• _TASK DETAILS_: Using the entries that follow, collect the lines where the word "this" appears.

[Extracted data entries]
□ □ □ □ □ □ □

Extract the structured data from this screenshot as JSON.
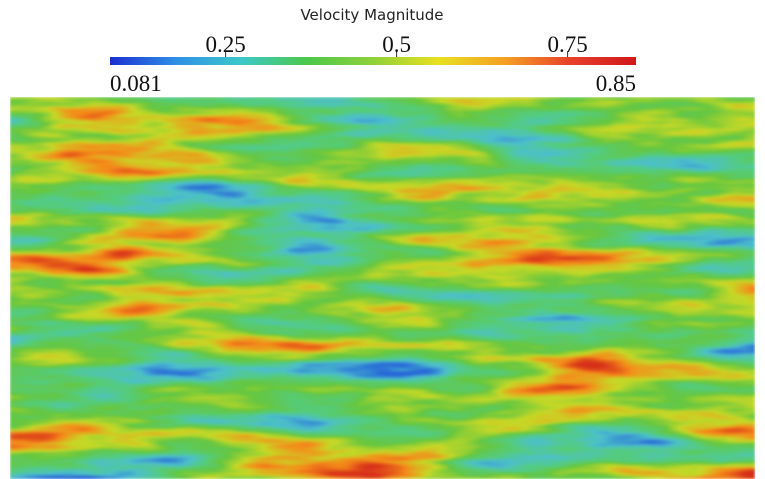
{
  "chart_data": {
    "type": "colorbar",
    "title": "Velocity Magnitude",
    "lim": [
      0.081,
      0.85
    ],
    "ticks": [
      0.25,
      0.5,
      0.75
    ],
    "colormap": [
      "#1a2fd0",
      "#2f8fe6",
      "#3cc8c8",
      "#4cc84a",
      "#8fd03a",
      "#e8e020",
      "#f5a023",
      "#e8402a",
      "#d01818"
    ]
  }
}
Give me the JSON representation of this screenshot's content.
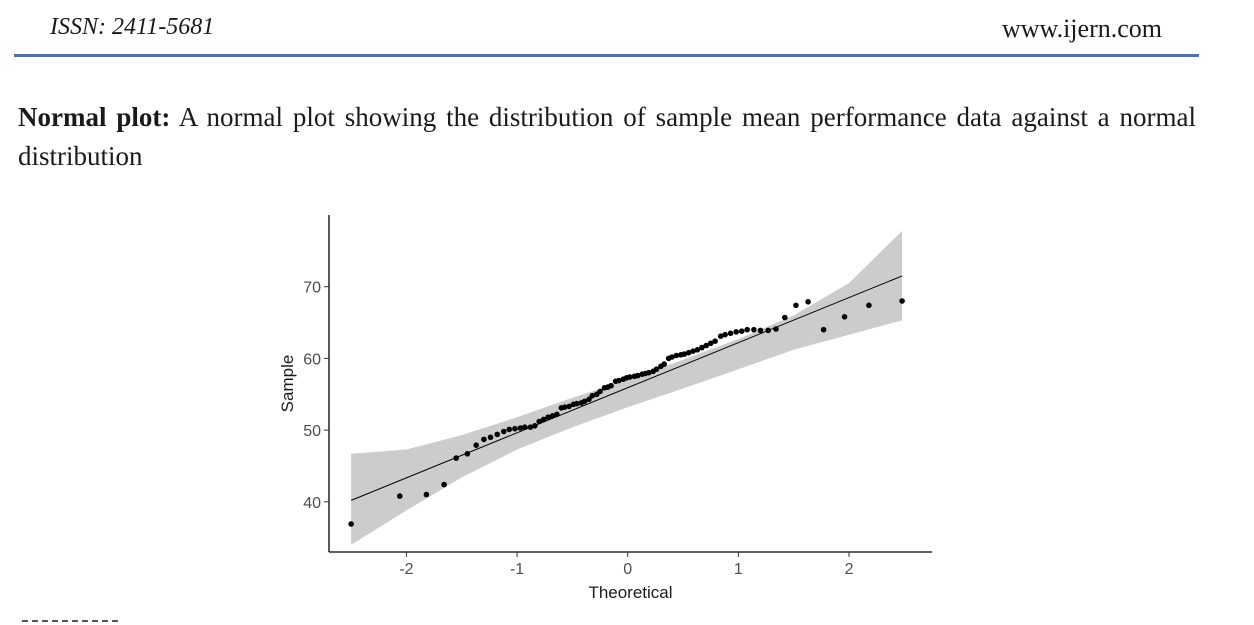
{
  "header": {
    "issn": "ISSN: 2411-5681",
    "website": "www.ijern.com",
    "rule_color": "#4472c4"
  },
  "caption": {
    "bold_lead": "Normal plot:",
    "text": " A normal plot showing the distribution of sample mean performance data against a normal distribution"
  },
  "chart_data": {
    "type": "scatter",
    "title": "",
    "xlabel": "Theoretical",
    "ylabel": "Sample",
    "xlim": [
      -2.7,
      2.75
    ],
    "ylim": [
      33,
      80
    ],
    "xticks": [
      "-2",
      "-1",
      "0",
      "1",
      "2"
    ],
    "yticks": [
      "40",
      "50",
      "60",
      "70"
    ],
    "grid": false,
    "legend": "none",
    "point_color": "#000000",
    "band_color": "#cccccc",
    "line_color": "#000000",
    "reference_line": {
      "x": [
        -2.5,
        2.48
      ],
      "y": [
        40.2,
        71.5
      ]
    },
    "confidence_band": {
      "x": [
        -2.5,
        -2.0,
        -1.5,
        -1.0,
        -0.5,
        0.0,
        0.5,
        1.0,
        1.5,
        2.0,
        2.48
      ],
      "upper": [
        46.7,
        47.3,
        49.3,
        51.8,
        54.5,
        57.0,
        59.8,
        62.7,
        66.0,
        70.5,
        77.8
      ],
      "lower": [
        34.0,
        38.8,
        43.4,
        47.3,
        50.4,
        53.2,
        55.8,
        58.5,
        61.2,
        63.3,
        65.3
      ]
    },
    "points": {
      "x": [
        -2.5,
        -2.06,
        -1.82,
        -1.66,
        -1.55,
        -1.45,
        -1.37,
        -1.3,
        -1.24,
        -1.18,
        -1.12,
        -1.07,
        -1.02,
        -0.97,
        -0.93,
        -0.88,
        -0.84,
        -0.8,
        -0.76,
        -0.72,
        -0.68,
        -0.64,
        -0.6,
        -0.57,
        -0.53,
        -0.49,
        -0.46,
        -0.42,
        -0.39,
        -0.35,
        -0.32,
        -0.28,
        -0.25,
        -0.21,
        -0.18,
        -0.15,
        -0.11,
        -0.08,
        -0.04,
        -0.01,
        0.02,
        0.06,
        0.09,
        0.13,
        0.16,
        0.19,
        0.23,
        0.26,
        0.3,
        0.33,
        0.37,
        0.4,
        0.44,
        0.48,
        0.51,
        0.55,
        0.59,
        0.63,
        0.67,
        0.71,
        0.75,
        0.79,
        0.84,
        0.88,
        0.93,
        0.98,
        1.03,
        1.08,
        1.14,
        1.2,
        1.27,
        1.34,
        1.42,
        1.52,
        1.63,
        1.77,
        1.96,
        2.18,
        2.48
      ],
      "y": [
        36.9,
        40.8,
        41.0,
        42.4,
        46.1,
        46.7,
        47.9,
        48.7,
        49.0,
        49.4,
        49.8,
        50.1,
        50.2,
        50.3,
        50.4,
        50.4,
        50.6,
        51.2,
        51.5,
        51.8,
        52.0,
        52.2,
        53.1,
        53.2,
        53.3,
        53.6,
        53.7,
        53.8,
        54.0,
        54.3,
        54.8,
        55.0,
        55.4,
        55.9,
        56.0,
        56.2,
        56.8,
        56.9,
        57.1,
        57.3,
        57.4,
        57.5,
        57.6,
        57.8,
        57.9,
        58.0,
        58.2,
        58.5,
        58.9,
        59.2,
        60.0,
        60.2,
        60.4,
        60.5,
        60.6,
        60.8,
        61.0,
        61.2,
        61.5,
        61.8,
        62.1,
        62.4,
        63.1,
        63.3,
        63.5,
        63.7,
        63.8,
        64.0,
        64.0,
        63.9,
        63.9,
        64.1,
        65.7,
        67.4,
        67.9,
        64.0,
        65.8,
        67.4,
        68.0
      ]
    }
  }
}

□ □ □ □ □ □ □

• _FINISHED ANSWER_:
Extract the structured data from this screenshot as JSON.
Give me the JSON representation of this screenshot's content.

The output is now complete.